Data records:

——————

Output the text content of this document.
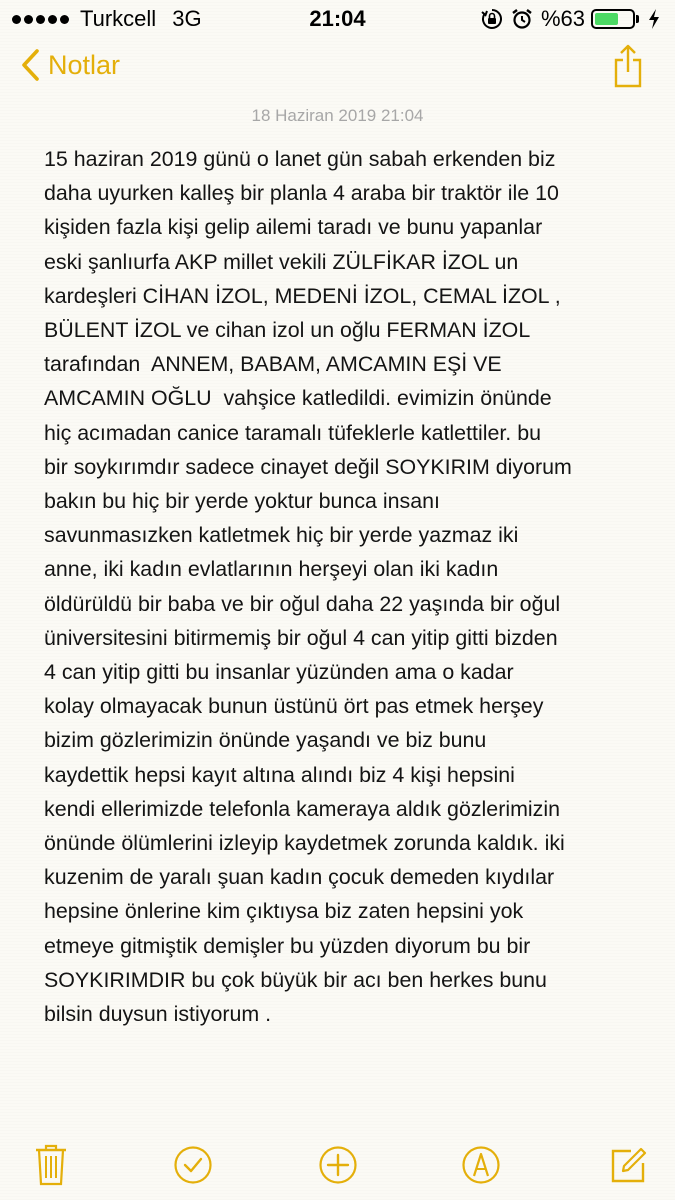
Turkcell 3G	21:04	%63
Notlar
18 Haziran 2019 21:04
15 haziran 2019 günü o lanet gün sabah erkenden biz
daha uyurken kalleş bir planla 4 araba bir traktör ile 10
kişiden fazla kişi gelip ailemi taradı ve bunu yapanlar
eski şanlıurfa AKP millet vekili ZÜLFİKAR İZOL un
kardeşleri CİHAN İZOL, MEDENİ İZOL, CEMAL İZOL ,
BÜLENT İZOL ve cihan izol un oğlu FERMAN İZOL
tarafından  ANNEM, BABAM, AMCAMIN EŞİ VE
AMCAMIN OĞLU  vahşice katledildi. evimizin önünde
hiç acımadan canice taramalı tüfeklerle katlettiler. bu
bir soykırımdır sadece cinayet değil SOYKIRIM diyorum
bakın bu hiç bir yerde yoktur bunca insanı
savunmasızken katletmek hiç bir yerde yazmaz iki
anne, iki kadın evlatlarının herşeyi olan iki kadın
öldürüldü bir baba ve bir oğul daha 22 yaşında bir oğul
üniversitesini bitirmemiş bir oğul 4 can yitip gitti bizden
4 can yitip gitti bu insanlar yüzünden ama o kadar
kolay olmayacak bunun üstünü ört pas etmek herşey
bizim gözlerimizin önünde yaşandı ve biz bunu
kaydettik hepsi kayıt altına alındı biz 4 kişi hepsini
kendi ellerimizde telefonla kameraya aldık gözlerimizin
önünde ölümlerini izleyip kaydetmek zorunda kaldık. iki
kuzenim de yaralı şuan kadın çocuk demeden kıydılar
hepsine önlerine kim çıktıysa biz zaten hepsini yok
etmeye gitmiştik demişler bu yüzden diyorum bu bir
SOYKIRIMDIR bu çok büyük bir acı ben herkes bunu
bilsin duysun istiyorum .
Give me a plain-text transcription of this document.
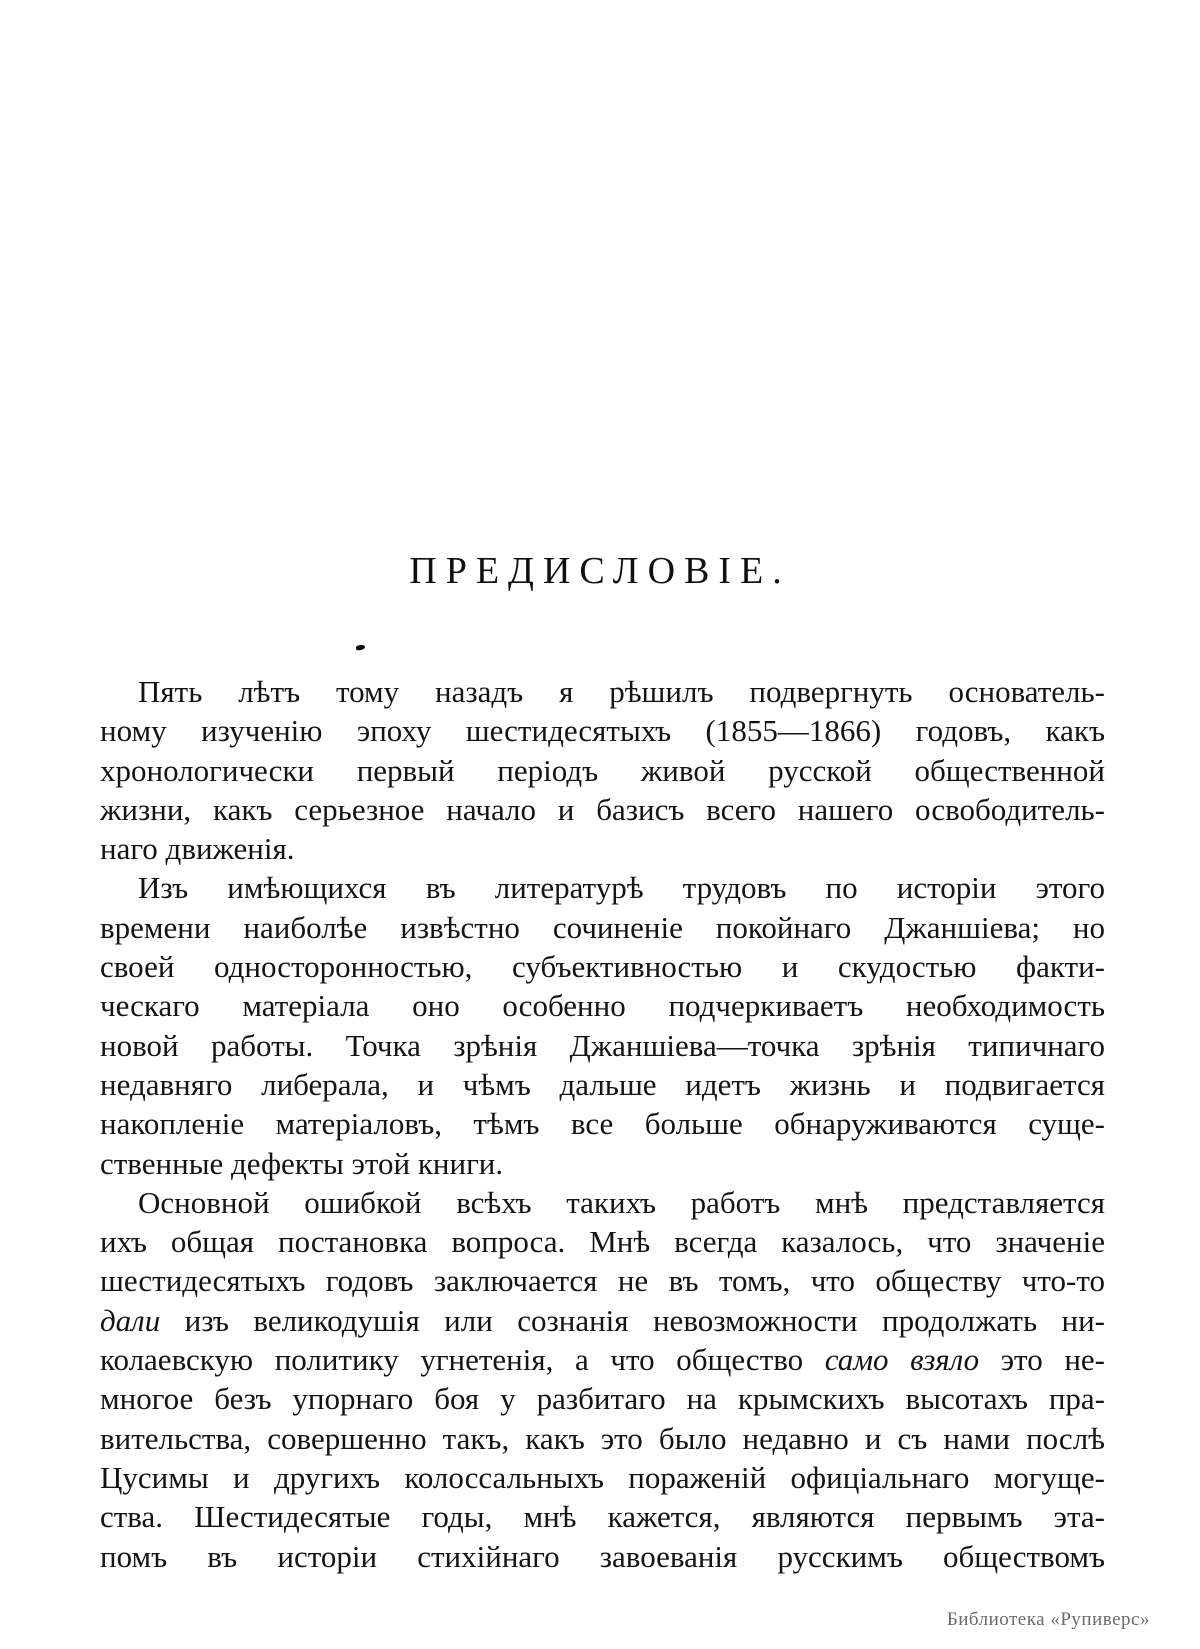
ПРЕДИСЛОВІЕ.
Пять лѣтъ тому назадъ я рѣшилъ подвергнуть основатель-
ному изученію эпоху шестидесятыхъ (1855—1866) годовъ, какъ
хронологически первый періодъ живой русской общественной
жизни, какъ серьезное начало и базисъ всего нашего освободитель-
наго движенія.
Изъ имѣющихся въ литературѣ трудовъ по исторіи этого
времени наиболѣе извѣстно сочиненіе покойнаго Джаншіева; но
своей односторонностью, субъективностью и скудостью факти-
ческаго матеріала оно особенно подчеркиваетъ необходимость
новой работы. Точка зрѣнія Джаншіева—точка зрѣнія типичнаго
недавняго либерала, и чѣмъ дальше идетъ жизнь и подвигается
накопленіе матеріаловъ, тѣмъ все больше обнаруживаются суще-
ственные дефекты этой книги.
Основной ошибкой всѣхъ такихъ работъ мнѣ представляется
ихъ общая постановка вопроса. Мнѣ всегда казалось, что значеніе
шестидесятыхъ годовъ заключается не въ томъ, что обществу что-то
дали изъ великодушія или сознанія невозможности продолжать ни-
колаевскую политику угнетенія, а что общество само взяло это не-
многое безъ упорнаго боя у разбитаго на крымскихъ высотахъ пра-
вительства, совершенно такъ, какъ это было недавно и съ нами послѣ
Цусимы и другихъ колоссальныхъ пораженій офиціальнаго могуще-
ства. Шестидесятые годы, мнѣ кажется, являются первымъ эта-
помъ въ исторіи стихійнаго завоеванія русскимъ обществомъ
Библиотека «Рупиверс»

——————

Exactly as written, return every line of the listing, but not the pictures.

Output the text content of this document.
Turkcell 3G	21:04	%63
Notlar
18 Haziran 2019 21:04
15 haziran 2019 günü o lanet gün sabah erkenden biz
daha uyurken kalleş bir planla 4 araba bir traktör ile 10
kişiden fazla kişi gelip ailemi taradı ve bunu yapanlar
eski şanlıurfa AKP millet vekili ZÜLFİKAR İZOL un
kardeşleri CİHAN İZOL, MEDENİ İZOL, CEMAL İZOL ,
BÜLENT İZOL ve cihan izol un oğlu FERMAN İZOL
tarafından  ANNEM, BABAM, AMCAMIN EŞİ VE
AMCAMIN OĞLU  vahşice katledildi. evimizin önünde
hiç acımadan canice taramalı tüfeklerle katlettiler. bu
bir soykırımdır sadece cinayet değil SOYKIRIM diyorum
bakın bu hiç bir yerde yoktur bunca insanı
savunmasızken katletmek hiç bir yerde yazmaz iki
anne, iki kadın evlatlarının herşeyi olan iki kadın
öldürüldü bir baba ve bir oğul daha 22 yaşında bir oğul
üniversitesini bitirmemiş bir oğul 4 can yitip gitti bizden
4 can yitip gitti bu insanlar yüzünden ama o kadar
kolay olmayacak bunun üstünü ört pas etmek herşey
bizim gözlerimizin önünde yaşandı ve biz bunu
kaydettik hepsi kayıt altına alındı biz 4 kişi hepsini
kendi ellerimizde telefonla kameraya aldık gözlerimizin
önünde ölümlerini izleyip kaydetmek zorunda kaldık. iki
kuzenim de yaralı şuan kadın çocuk demeden kıydılar
hepsine önlerine kim çıktıysa biz zaten hepsini yok
etmeye gitmiştik demişler bu yüzden diyorum bu bir
SOYKIRIMDIR bu çok büyük bir acı ben herkes bunu
bilsin duysun istiyorum .
Give me a plain-text transcription of this document.
ПРЕДИСЛОВІЕ.
Пять лѣтъ тому назадъ я рѣшилъ подвергнуть основатель-
ному изученію эпоху шестидесятыхъ (1855—1866) годовъ, какъ
хронологически первый періодъ живой русской общественной
жизни, какъ серьезное начало и базисъ всего нашего освободитель-
наго движенія.
Изъ имѣющихся въ литературѣ трудовъ по исторіи этого
времени наиболѣе извѣстно сочиненіе покойнаго Джаншіева; но
своей односторонностью, субъективностью и скудостью факти-
ческаго матеріала оно особенно подчеркиваетъ необходимость
новой работы. Точка зрѣнія Джаншіева—точка зрѣнія типичнаго
недавняго либерала, и чѣмъ дальше идетъ жизнь и подвигается
накопленіе матеріаловъ, тѣмъ все больше обнаруживаются суще-
ственные дефекты этой книги.
Основной ошибкой всѣхъ такихъ работъ мнѣ представляется
ихъ общая постановка вопроса. Мнѣ всегда казалось, что значеніе
шестидесятыхъ годовъ заключается не въ томъ, что обществу что-то
дали изъ великодушія или сознанія невозможности продолжать ни-
колаевскую политику угнетенія, а что общество само взяло это не-
многое безъ упорнаго боя у разбитаго на крымскихъ высотахъ пра-
вительства, совершенно такъ, какъ это было недавно и съ нами послѣ
Цусимы и другихъ колоссальныхъ пораженій офиціальнаго могуще-
ства. Шестидесятые годы, мнѣ кажется, являются первымъ эта-
помъ въ исторіи стихійнаго завоеванія русскимъ обществомъ
Библиотека «Рупиверс»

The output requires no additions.